__The problem__
Your task is to output the data exactly as it stands.

__Supplied records__

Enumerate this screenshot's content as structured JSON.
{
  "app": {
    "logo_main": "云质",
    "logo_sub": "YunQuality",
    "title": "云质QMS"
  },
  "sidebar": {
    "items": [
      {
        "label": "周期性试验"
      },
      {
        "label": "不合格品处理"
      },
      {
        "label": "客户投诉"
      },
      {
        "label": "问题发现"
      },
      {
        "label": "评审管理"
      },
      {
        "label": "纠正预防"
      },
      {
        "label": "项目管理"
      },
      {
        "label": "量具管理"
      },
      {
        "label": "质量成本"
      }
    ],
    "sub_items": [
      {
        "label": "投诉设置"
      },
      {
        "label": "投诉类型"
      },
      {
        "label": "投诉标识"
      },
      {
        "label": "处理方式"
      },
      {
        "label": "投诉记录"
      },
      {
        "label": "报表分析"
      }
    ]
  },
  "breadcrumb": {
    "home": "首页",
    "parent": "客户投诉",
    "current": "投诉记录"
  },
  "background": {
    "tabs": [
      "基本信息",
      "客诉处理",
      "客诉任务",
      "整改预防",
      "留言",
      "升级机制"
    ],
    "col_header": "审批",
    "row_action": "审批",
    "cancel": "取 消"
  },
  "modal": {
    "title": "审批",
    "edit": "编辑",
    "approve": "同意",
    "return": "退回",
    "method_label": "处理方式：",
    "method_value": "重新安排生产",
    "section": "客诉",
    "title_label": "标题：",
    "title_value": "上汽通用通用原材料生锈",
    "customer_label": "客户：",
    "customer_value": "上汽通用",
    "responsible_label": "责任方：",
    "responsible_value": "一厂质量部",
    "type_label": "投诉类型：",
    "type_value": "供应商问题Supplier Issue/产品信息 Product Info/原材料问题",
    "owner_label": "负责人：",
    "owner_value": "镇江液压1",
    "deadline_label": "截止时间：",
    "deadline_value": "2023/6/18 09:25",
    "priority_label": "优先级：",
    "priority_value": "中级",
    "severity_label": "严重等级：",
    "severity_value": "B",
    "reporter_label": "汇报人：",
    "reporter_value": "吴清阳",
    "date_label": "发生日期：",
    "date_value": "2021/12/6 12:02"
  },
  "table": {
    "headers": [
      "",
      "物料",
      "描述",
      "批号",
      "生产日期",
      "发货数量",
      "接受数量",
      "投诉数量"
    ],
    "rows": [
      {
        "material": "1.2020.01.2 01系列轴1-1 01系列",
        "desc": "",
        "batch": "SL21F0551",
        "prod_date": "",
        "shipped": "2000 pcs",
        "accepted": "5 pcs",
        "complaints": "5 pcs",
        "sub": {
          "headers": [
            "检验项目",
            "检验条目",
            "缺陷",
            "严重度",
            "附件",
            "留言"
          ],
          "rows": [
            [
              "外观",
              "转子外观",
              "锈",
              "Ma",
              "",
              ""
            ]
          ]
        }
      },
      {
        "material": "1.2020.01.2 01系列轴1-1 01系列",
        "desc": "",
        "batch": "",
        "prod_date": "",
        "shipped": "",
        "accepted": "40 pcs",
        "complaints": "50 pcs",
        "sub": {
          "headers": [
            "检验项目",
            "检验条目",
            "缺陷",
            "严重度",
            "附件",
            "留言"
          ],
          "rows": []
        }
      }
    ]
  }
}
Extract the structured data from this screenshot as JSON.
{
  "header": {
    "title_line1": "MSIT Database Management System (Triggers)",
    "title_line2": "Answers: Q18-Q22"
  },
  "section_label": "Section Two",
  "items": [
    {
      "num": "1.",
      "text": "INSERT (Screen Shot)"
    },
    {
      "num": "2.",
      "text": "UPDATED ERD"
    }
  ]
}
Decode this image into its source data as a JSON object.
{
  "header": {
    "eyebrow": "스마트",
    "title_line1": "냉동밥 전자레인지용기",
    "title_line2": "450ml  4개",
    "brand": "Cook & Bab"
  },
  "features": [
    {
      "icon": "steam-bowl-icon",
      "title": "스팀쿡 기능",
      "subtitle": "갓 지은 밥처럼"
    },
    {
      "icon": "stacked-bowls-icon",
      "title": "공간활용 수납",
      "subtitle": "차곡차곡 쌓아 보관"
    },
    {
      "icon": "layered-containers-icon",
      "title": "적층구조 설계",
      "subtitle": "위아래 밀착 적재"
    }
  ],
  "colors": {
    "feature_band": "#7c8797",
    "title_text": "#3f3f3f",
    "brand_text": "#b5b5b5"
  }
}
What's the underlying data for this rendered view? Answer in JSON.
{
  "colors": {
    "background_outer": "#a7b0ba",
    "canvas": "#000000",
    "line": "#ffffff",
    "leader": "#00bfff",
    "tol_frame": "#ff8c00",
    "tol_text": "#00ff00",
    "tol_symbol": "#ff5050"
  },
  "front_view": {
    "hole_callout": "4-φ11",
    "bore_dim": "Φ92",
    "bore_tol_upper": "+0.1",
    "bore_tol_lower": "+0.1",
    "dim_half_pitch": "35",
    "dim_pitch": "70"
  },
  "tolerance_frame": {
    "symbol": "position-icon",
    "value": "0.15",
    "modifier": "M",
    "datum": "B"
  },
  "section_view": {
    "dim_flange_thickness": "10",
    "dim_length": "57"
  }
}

__Result for this task__
Enumerate this screenshot's content as structured JSON.
{
  "app": {
    "logo_main": "云质",
    "logo_sub": "YunQuality",
    "title": "云质QMS"
  },
  "sidebar": {
    "items": [
      {
        "label": "周期性试验"
      },
      {
        "label": "不合格品处理"
      },
      {
        "label": "客户投诉"
      },
      {
        "label": "问题发现"
      },
      {
        "label": "评审管理"
      },
      {
        "label": "纠正预防"
      },
      {
        "label": "项目管理"
      },
      {
        "label": "量具管理"
      },
      {
        "label": "质量成本"
      }
    ],
    "sub_items": [
      {
        "label": "投诉设置"
      },
      {
        "label": "投诉类型"
      },
      {
        "label": "投诉标识"
      },
      {
        "label": "处理方式"
      },
      {
        "label": "投诉记录"
      },
      {
        "label": "报表分析"
      }
    ]
  },
  "breadcrumb": {
    "home": "首页",
    "parent": "客户投诉",
    "current": "投诉记录"
  },
  "background": {
    "tabs": [
      "基本信息",
      "客诉处理",
      "客诉任务",
      "整改预防",
      "留言",
      "升级机制"
    ],
    "col_header": "审批",
    "row_action": "审批",
    "cancel": "取 消"
  },
  "modal": {
    "title": "审批",
    "edit": "编辑",
    "approve": "同意",
    "return": "退回",
    "method_label": "处理方式：",
    "method_value": "重新安排生产",
    "section": "客诉",
    "title_label": "标题：",
    "title_value": "上汽通用通用原材料生锈",
    "customer_label": "客户：",
    "customer_value": "上汽通用",
    "responsible_label": "责任方：",
    "responsible_value": "一厂质量部",
    "type_label": "投诉类型：",
    "type_value": "供应商问题Supplier Issue/产品信息 Product Info/原材料问题",
    "owner_label": "负责人：",
    "owner_value": "镇江液压1",
    "deadline_label": "截止时间：",
    "deadline_value": "2023/6/18 09:25",
    "priority_label": "优先级：",
    "priority_value": "中级",
    "severity_label": "严重等级：",
    "severity_value": "B",
    "reporter_label": "汇报人：",
    "reporter_value": "吴清阳",
    "date_label": "发生日期：",
    "date_value": "2021/12/6 12:02"
  },
  "table": {
    "headers": [
      "",
      "物料",
      "描述",
      "批号",
      "生产日期",
      "发货数量",
      "接受数量",
      "投诉数量"
    ],
    "rows": [
      {
        "material": "1.2020.01.2 01系列轴1-1 01系列",
        "desc": "",
        "batch": "SL21F0551",
        "prod_date": "",
        "shipped": "2000 pcs",
        "accepted": "5 pcs",
        "complaints": "5 pcs",
        "sub": {
          "headers": [
            "检验项目",
            "检验条目",
            "缺陷",
            "严重度",
            "附件",
            "留言"
          ],
          "rows": [
            [
              "外观",
              "转子外观",
              "锈",
              "Ma",
              "",
              ""
            ]
          ]
        }
      },
      {
        "material": "1.2020.01.2 01系列轴1-1 01系列",
        "desc": "",
        "batch": "",
        "prod_date": "",
        "shipped": "",
        "accepted": "40 pcs",
        "complaints": "50 pcs",
        "sub": {
          "headers": [
            "检验项目",
            "检验条目",
            "缺陷",
            "严重度",
            "附件",
            "留言"
          ],
          "rows": []
        }
      }
    ]
  }
}
Extract the structured data from this screenshot as JSON.
{
  "header": {
    "title_line1": "MSIT Database Management System (Triggers)",
    "title_line2": "Answers: Q18-Q22"
  },
  "section_label": "Section Two",
  "items": [
    {
      "num": "1.",
      "text": "INSERT (Screen Shot)"
    },
    {
      "num": "2.",
      "text": "UPDATED ERD"
    }
  ]
}
Decode this image into its source data as a JSON object.
{
  "header": {
    "eyebrow": "스마트",
    "title_line1": "냉동밥 전자레인지용기",
    "title_line2": "450ml  4개",
    "brand": "Cook & Bab"
  },
  "features": [
    {
      "icon": "steam-bowl-icon",
      "title": "스팀쿡 기능",
      "subtitle": "갓 지은 밥처럼"
    },
    {
      "icon": "stacked-bowls-icon",
      "title": "공간활용 수납",
      "subtitle": "차곡차곡 쌓아 보관"
    },
    {
      "icon": "layered-containers-icon",
      "title": "적층구조 설계",
      "subtitle": "위아래 밀착 적재"
    }
  ],
  "colors": {
    "feature_band": "#7c8797",
    "title_text": "#3f3f3f",
    "brand_text": "#b5b5b5"
  }
}
What's the underlying data for this rendered view? Answer in JSON.
{
  "colors": {
    "background_outer": "#a7b0ba",
    "canvas": "#000000",
    "line": "#ffffff",
    "leader": "#00bfff",
    "tol_frame": "#ff8c00",
    "tol_text": "#00ff00",
    "tol_symbol": "#ff5050"
  },
  "front_view": {
    "hole_callout": "4-φ11",
    "bore_dim": "Φ92",
    "bore_tol_upper": "+0.1",
    "bore_tol_lower": "+0.1",
    "dim_half_pitch": "35",
    "dim_pitch": "70"
  },
  "tolerance_frame": {
    "symbol": "position-icon",
    "value": "0.15",
    "modifier": "M",
    "datum": "B"
  },
  "section_view": {
    "dim_flange_thickness": "10",
    "dim_length": "57"
  }
}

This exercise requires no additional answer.